_Written request_: List every line in the records below that contains the string "button".

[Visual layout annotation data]
──────────

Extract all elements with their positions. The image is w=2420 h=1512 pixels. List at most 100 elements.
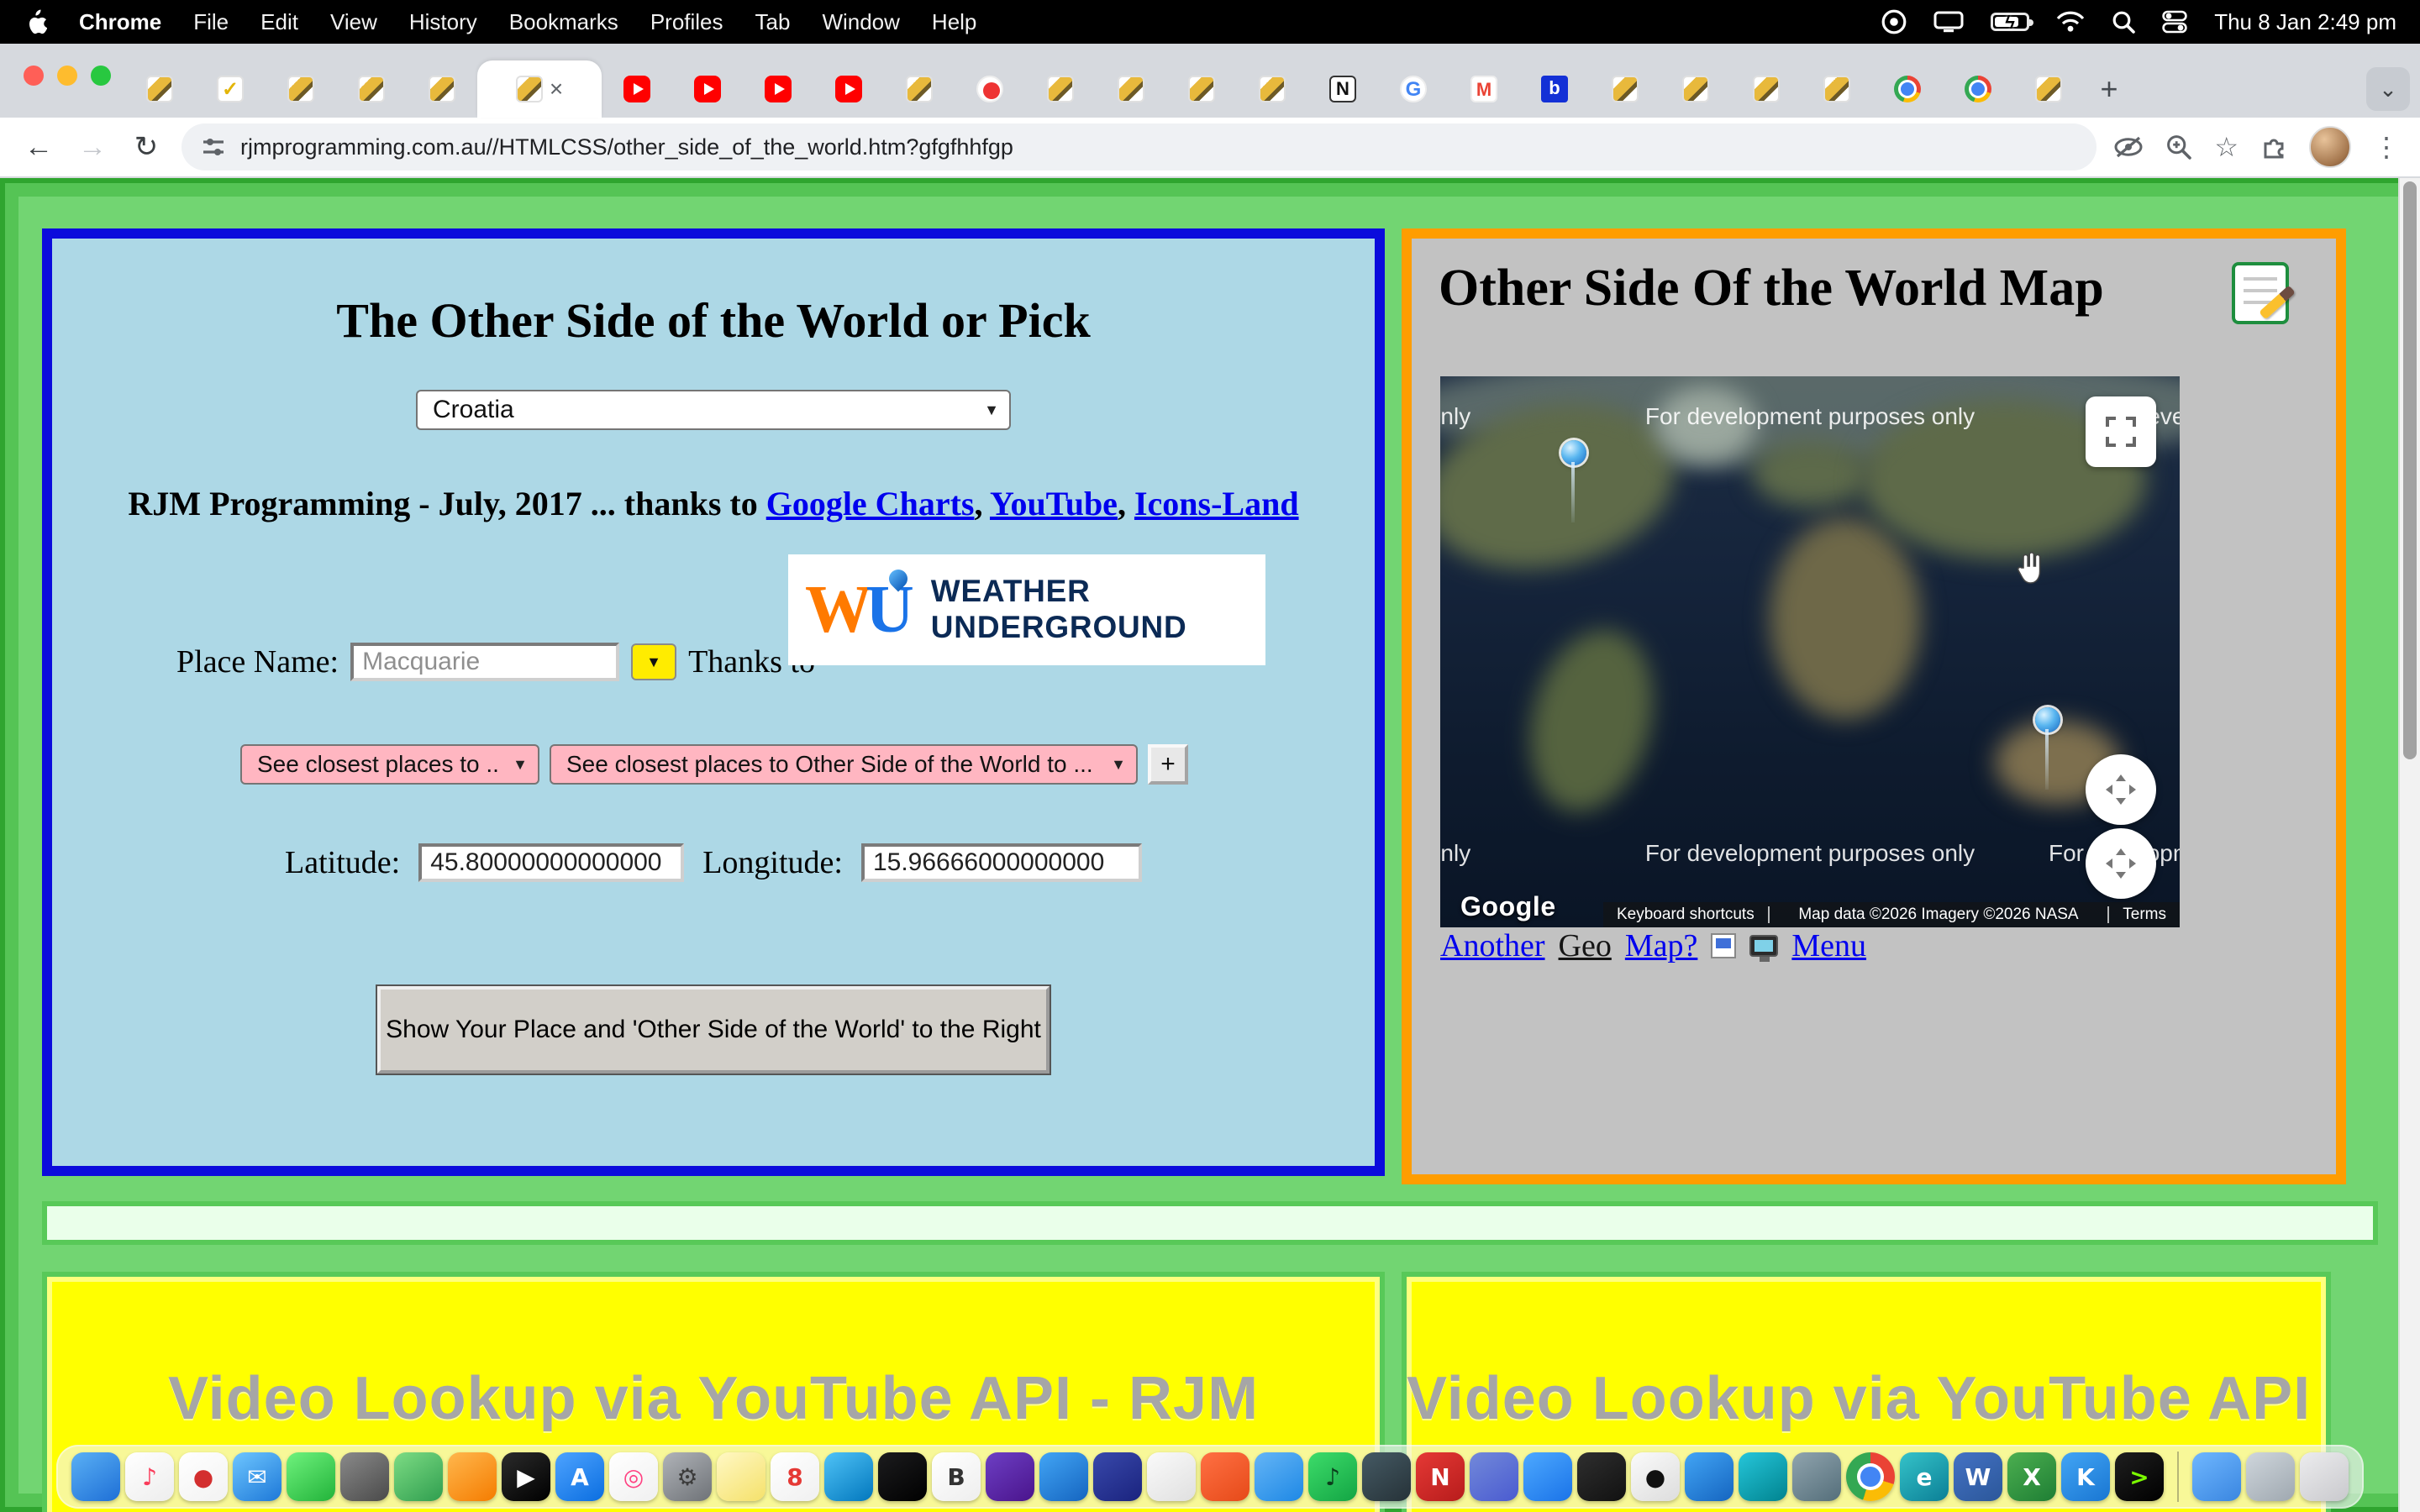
control-center-icon[interactable] [2162,9,2187,34]
new-tab-button[interactable]: + [2084,60,2134,118]
tab[interactable] [195,60,266,118]
tab[interactable] [1802,60,1872,118]
bookmark-star-icon[interactable]: ☆ [2214,131,2238,163]
icons-land-link[interactable]: Icons-Land [1134,485,1299,522]
zoom-window-button[interactable] [91,66,111,86]
tab[interactable] [266,60,336,118]
menubar-app-name[interactable]: Chrome [79,9,161,35]
menubar-item-bookmarks[interactable]: Bookmarks [509,9,618,35]
place-suggestions-select[interactable]: ▼ [631,643,676,680]
dock-shortcuts-icon[interactable] [878,1452,927,1501]
dock-files-icon[interactable] [1255,1452,1303,1501]
tab[interactable] [672,60,743,118]
dock-docker-icon[interactable] [1685,1452,1733,1501]
spotlight-search-icon[interactable] [2112,10,2135,34]
dock-documents-stack-icon[interactable] [2246,1452,2295,1501]
reload-button[interactable]: ↻ [128,130,165,164]
geo-link[interactable]: Geo [1559,927,1612,964]
browser-menu-kebab-icon[interactable]: ⋮ [2373,131,2400,163]
dock-chrome-icon[interactable] [1846,1452,1895,1501]
dock-notes-icon[interactable] [717,1452,765,1501]
dock-obs-icon[interactable] [1577,1452,1626,1501]
dock-podcasts-icon[interactable]: ● [179,1452,228,1501]
add-button[interactable]: + [1148,744,1188,785]
place-name-input[interactable] [350,643,619,681]
dock-settings-icon[interactable]: ⚙ [663,1452,712,1501]
menubar-clock[interactable]: Thu 8 Jan 2:49 pm [2214,9,2396,35]
google-logo[interactable]: Google [1460,891,1556,922]
tab[interactable] [955,60,1025,118]
extensions-icon[interactable] [2260,134,2287,160]
dock-bbedit-icon[interactable]: B [932,1452,981,1501]
notepad-edit-icon[interactable] [2232,262,2289,324]
tab[interactable] [1519,60,1590,118]
show-place-button[interactable]: Show Your Place and 'Other Side of the W… [377,986,1050,1074]
menubar-item-file[interactable]: File [193,9,229,35]
dock-mail-icon[interactable]: ✉ [233,1452,281,1501]
apple-icon[interactable] [24,8,47,35]
dock-calendar-icon[interactable]: 8 [771,1452,819,1501]
closest-otherside-select[interactable]: See closest places to Other Side of the … [550,744,1138,785]
tab[interactable] [1449,60,1519,118]
tab[interactable] [602,60,672,118]
scrollbar-thumb[interactable] [2403,181,2417,759]
longitude-input[interactable] [861,843,1142,882]
tab[interactable] [1166,60,1237,118]
dock-slack-icon[interactable] [986,1452,1034,1501]
tab[interactable] [1872,60,1943,118]
menu-extra-badge-icon[interactable] [1881,9,1907,34]
tab[interactable] [2013,60,2084,118]
wifi-icon[interactable] [2056,11,2085,33]
dock-netflix-icon[interactable]: N [1416,1452,1465,1501]
page-scrollbar[interactable] [2398,178,2420,1512]
menu-link[interactable]: Menu [1791,927,1866,964]
site-settings-tune-icon[interactable] [202,135,225,159]
country-select[interactable]: Croatia ▼ [416,390,1011,430]
url-text[interactable]: rjmprogramming.com.au//HTMLCSS/other_sid… [240,134,1013,160]
dock-safari-icon[interactable] [824,1452,873,1501]
map-question-link[interactable]: Map? [1625,927,1698,964]
tab[interactable] [1378,60,1449,118]
dock-word-icon[interactable]: W [1954,1452,2002,1501]
tab[interactable] [1590,60,1660,118]
close-window-button[interactable] [24,66,44,86]
tab[interactable] [1025,60,1096,118]
tab[interactable] [813,60,884,118]
tab[interactable] [1731,60,1802,118]
tab-close-icon[interactable]: × [550,77,563,101]
dock-twitter-icon[interactable] [1039,1452,1088,1501]
youtube-link[interactable]: YouTube [990,485,1118,522]
tab[interactable] [1096,60,1166,118]
google-charts-link[interactable]: Google Charts [766,485,975,522]
another-link[interactable]: Another [1440,927,1545,964]
tab[interactable] [1307,60,1378,118]
dock-maps-icon[interactable] [394,1452,443,1501]
dock-linear-icon[interactable] [1093,1452,1142,1501]
map-pin-place[interactable] [1561,440,1586,465]
closest-places-select[interactable]: See closest places to ... ▼ [240,744,539,785]
dock-devtools-icon[interactable] [1362,1452,1411,1501]
dock-edge-icon[interactable]: e [1900,1452,1949,1501]
dock-launchpad-icon[interactable] [448,1452,497,1501]
dock-music-icon[interactable]: ♪ [125,1452,174,1501]
dock-spotify-icon[interactable]: ♪ [1308,1452,1357,1501]
dock-zoom-icon[interactable] [1523,1452,1572,1501]
zoom-icon[interactable] [2165,134,2192,160]
menubar-item-history[interactable]: History [409,9,477,35]
dock-terminal-icon[interactable]: > [2115,1452,2164,1501]
tab[interactable] [1660,60,1731,118]
keyboard-shortcuts-link[interactable]: Keyboard shortcuts [1603,906,1768,924]
dock-app-store-icon[interactable]: A [555,1452,604,1501]
google-map[interactable]: For development purposes only For develo… [1440,376,2180,927]
dock-github-icon[interactable]: ● [1631,1452,1680,1501]
address-bar[interactable]: rjmprogramming.com.au//HTMLCSS/other_sid… [182,123,2096,171]
tab-active[interactable]: × [477,60,602,118]
dock-tv-icon[interactable]: ▶ [502,1452,550,1501]
tab[interactable] [407,60,477,118]
tab[interactable] [1237,60,1307,118]
dock-figma-icon[interactable] [1147,1452,1196,1501]
menubar-item-tab[interactable]: Tab [755,9,791,35]
profile-avatar[interactable] [2309,126,2351,168]
tab-search-chevron-icon[interactable]: ⌄ [2366,67,2410,111]
geo-doc-icon[interactable] [1711,933,1736,958]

──────────

_Result for this task_:
new-tab-button[interactable]: + [2084,60,2134,118]
zoom-window-button[interactable] [91,66,111,86]
reload-button[interactable]: ↻ [128,130,165,164]
add-button[interactable]: + [1148,744,1188,785]
show-place-button[interactable]: Show Your Place and 'Other Side of the W… [377,986,1050,1074]
close-window-button[interactable] [24,66,44,86]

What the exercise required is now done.